PROMPT: Keep only the lines of the listing that include the word "printer", and copy them.

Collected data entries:
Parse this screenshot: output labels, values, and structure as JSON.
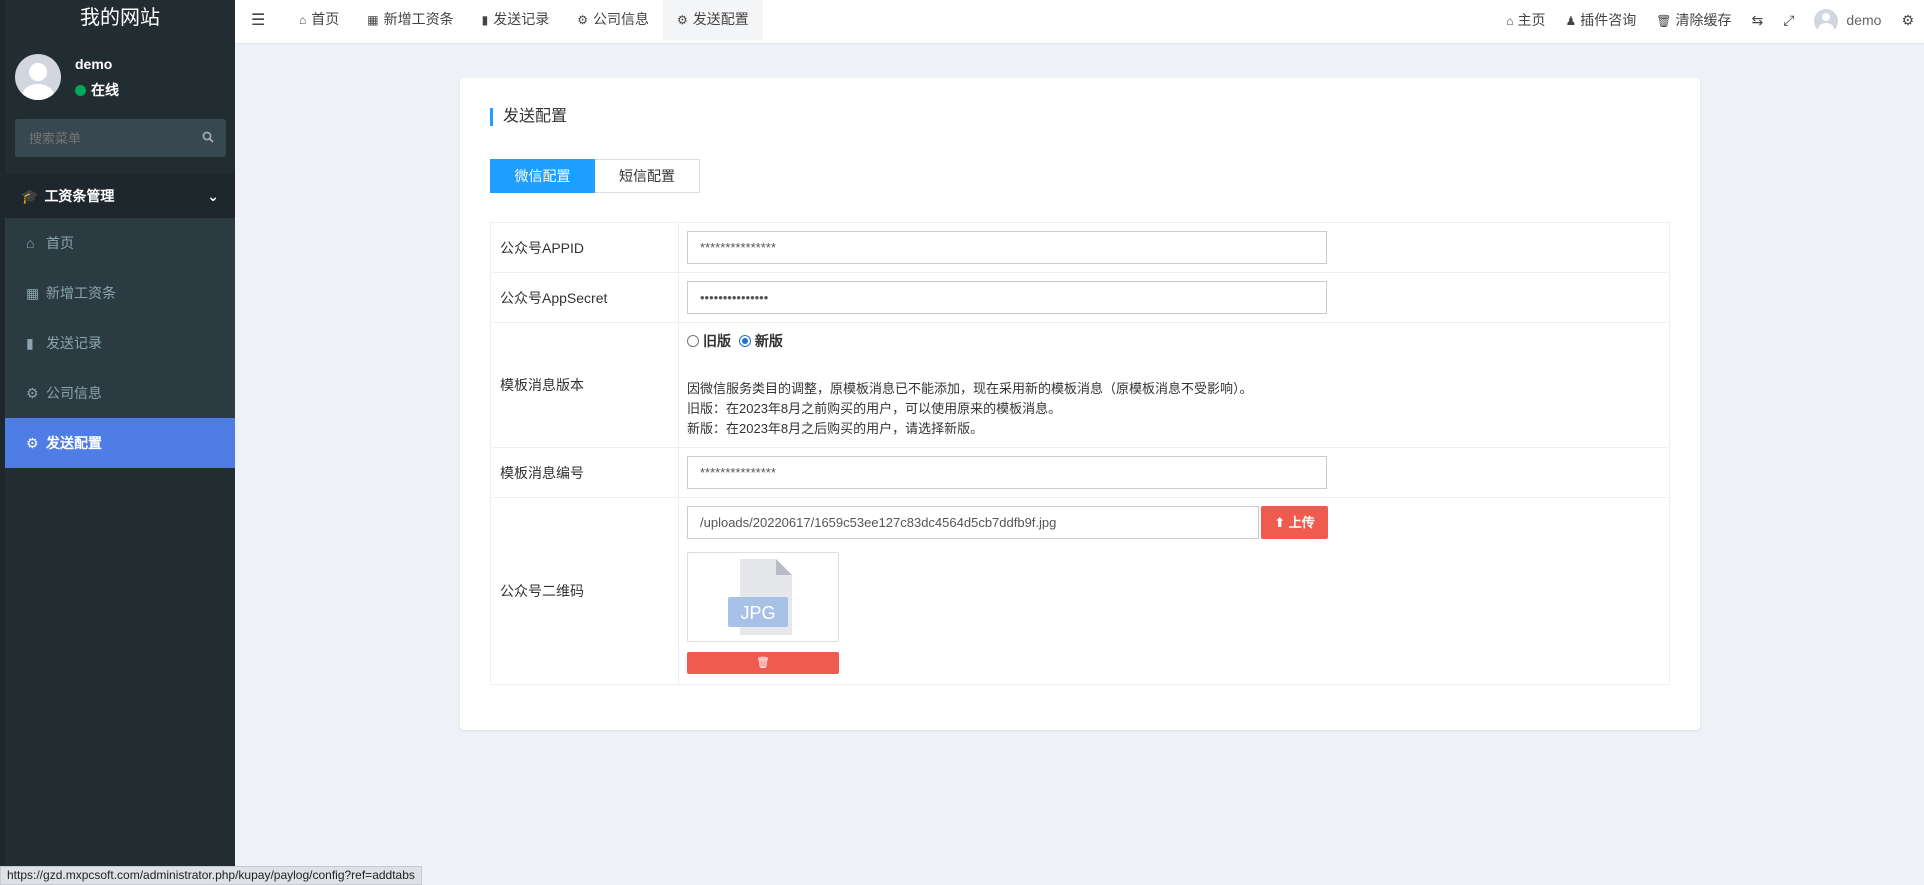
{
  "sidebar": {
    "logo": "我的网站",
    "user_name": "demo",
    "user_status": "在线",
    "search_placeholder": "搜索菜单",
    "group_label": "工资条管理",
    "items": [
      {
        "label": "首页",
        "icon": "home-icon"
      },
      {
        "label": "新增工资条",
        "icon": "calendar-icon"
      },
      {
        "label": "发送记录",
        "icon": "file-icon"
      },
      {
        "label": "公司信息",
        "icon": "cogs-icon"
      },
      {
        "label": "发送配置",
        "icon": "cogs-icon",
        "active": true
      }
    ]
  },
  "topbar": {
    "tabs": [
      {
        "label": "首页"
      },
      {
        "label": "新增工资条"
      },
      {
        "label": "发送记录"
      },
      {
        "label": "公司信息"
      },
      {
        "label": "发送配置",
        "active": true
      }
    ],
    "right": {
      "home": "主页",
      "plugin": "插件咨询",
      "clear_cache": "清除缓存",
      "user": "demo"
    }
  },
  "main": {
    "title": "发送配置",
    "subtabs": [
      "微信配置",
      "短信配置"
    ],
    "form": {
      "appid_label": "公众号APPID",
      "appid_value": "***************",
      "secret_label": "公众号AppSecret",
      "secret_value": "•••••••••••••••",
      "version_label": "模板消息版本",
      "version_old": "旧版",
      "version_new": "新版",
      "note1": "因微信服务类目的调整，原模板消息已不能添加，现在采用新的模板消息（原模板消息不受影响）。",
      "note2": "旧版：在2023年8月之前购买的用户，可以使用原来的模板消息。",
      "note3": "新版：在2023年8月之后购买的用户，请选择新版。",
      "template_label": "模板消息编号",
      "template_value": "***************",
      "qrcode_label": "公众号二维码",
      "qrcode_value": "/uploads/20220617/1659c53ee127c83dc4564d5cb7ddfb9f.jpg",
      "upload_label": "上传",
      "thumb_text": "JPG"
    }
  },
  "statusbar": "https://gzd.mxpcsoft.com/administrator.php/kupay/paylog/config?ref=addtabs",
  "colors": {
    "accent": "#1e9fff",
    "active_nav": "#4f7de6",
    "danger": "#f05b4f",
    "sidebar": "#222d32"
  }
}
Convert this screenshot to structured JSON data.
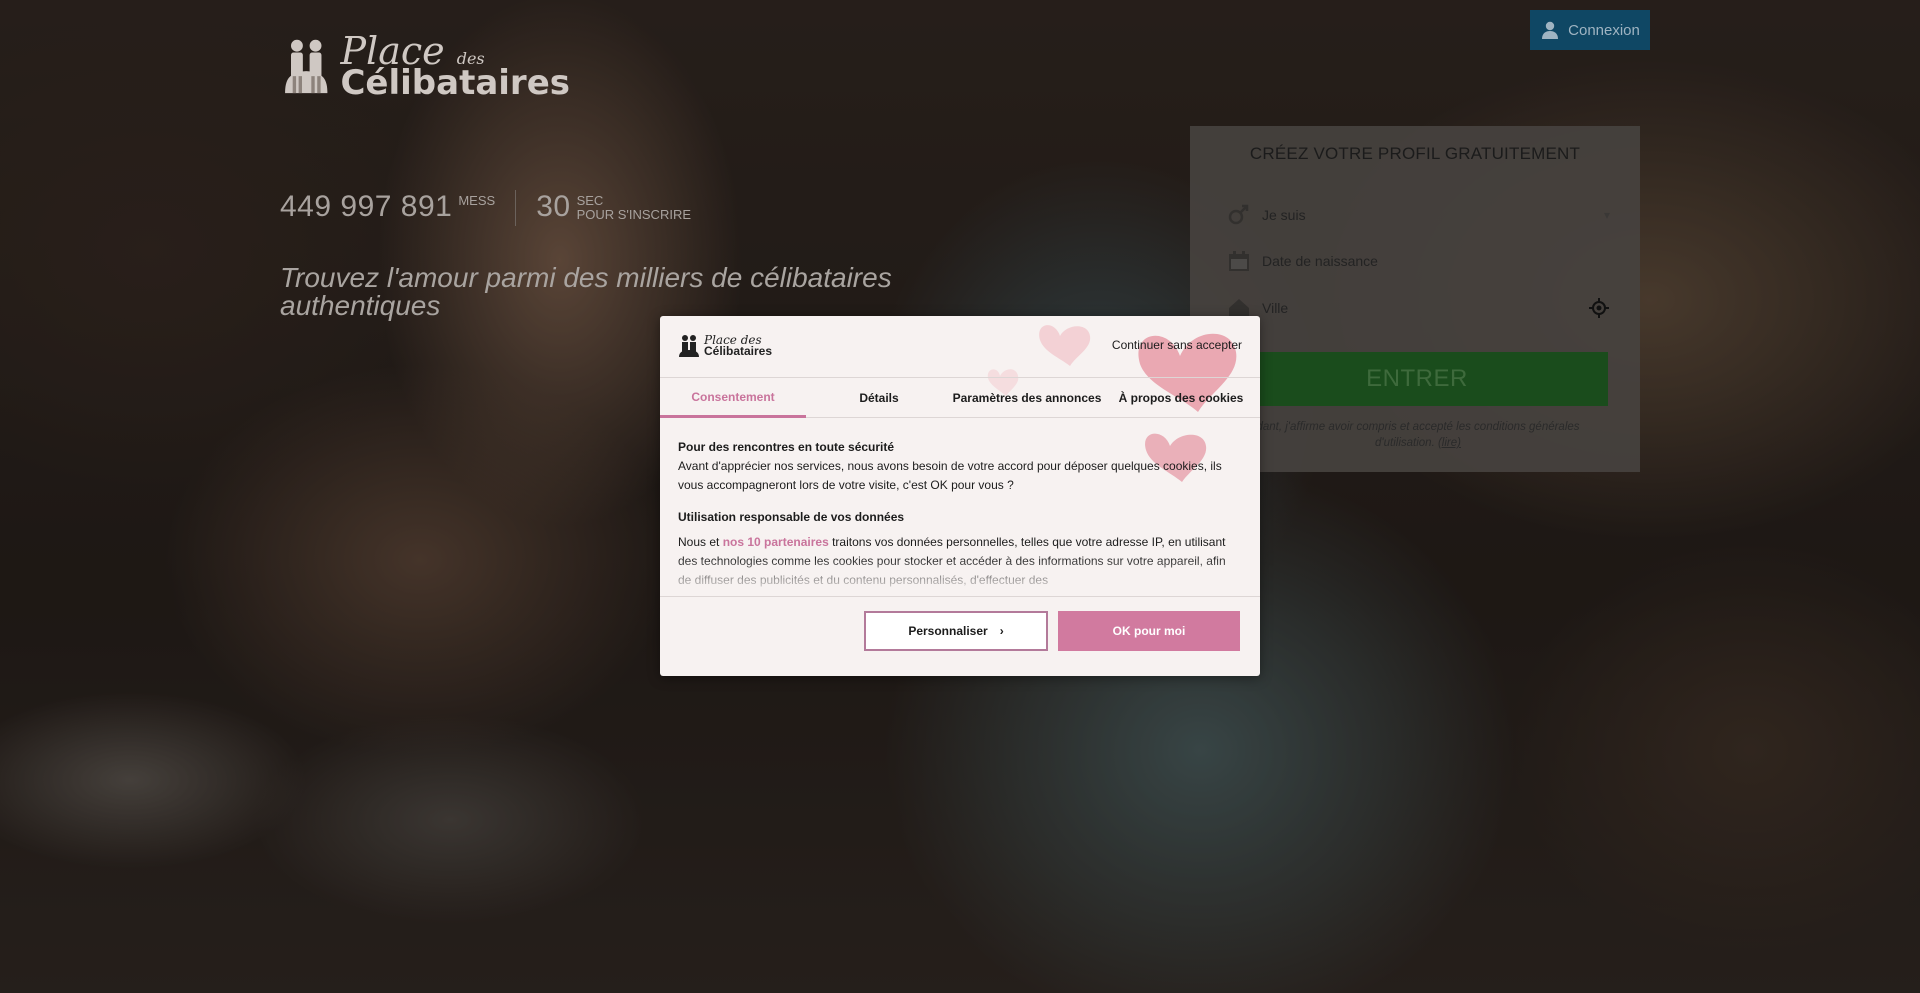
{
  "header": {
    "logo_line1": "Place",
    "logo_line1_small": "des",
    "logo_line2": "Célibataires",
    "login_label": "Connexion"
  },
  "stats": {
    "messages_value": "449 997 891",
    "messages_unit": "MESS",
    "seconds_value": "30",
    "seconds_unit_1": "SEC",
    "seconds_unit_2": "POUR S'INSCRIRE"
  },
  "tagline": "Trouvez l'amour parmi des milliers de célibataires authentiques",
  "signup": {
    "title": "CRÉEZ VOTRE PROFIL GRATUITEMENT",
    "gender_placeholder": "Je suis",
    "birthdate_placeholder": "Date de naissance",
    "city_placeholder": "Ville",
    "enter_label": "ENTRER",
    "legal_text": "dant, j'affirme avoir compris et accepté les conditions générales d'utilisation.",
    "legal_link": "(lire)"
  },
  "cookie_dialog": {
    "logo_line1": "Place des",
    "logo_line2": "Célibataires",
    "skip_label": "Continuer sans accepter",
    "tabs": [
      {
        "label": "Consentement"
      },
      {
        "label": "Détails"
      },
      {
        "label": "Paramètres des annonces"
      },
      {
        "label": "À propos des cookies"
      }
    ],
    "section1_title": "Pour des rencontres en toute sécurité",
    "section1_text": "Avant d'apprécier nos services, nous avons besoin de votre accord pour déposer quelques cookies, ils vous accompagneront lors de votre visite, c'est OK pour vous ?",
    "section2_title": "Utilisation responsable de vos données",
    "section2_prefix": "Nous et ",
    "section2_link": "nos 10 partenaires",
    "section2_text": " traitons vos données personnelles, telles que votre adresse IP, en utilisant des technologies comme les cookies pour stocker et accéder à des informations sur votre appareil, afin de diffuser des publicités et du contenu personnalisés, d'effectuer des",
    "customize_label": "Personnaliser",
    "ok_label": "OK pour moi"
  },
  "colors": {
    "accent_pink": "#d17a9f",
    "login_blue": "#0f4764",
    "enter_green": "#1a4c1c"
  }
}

==

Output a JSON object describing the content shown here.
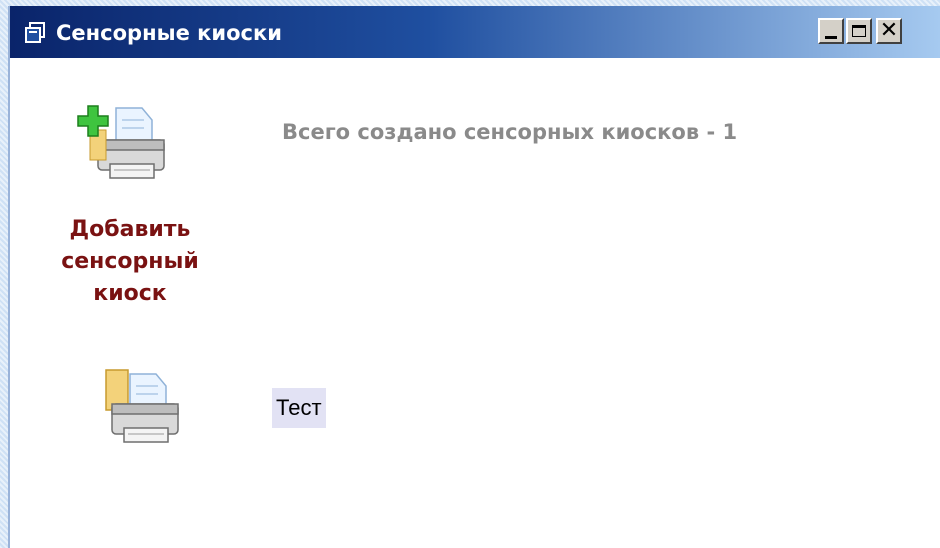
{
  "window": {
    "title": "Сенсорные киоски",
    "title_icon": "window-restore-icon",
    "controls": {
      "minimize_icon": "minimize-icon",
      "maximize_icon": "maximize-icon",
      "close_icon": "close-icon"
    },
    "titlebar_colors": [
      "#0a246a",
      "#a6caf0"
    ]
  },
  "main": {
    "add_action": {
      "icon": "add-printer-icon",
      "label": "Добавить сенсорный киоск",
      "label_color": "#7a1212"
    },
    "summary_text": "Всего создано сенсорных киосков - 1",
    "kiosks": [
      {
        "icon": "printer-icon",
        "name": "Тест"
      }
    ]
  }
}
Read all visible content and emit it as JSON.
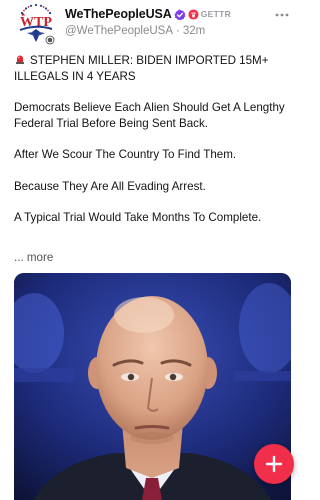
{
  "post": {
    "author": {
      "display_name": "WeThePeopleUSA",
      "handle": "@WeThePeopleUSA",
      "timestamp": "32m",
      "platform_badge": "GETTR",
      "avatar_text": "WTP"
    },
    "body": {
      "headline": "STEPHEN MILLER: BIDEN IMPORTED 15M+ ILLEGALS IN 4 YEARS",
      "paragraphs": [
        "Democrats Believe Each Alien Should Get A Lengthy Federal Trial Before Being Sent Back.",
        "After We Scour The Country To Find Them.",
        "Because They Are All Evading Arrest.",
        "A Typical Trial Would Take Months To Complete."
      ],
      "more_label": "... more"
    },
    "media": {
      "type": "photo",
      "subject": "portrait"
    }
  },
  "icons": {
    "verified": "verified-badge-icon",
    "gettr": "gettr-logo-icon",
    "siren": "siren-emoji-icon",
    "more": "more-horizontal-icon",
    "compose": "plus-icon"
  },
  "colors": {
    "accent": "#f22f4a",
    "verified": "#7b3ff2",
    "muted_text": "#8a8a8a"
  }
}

THE RESPONSE:
      "icon": "add-printer-icon",
        "icon": "printer-icon",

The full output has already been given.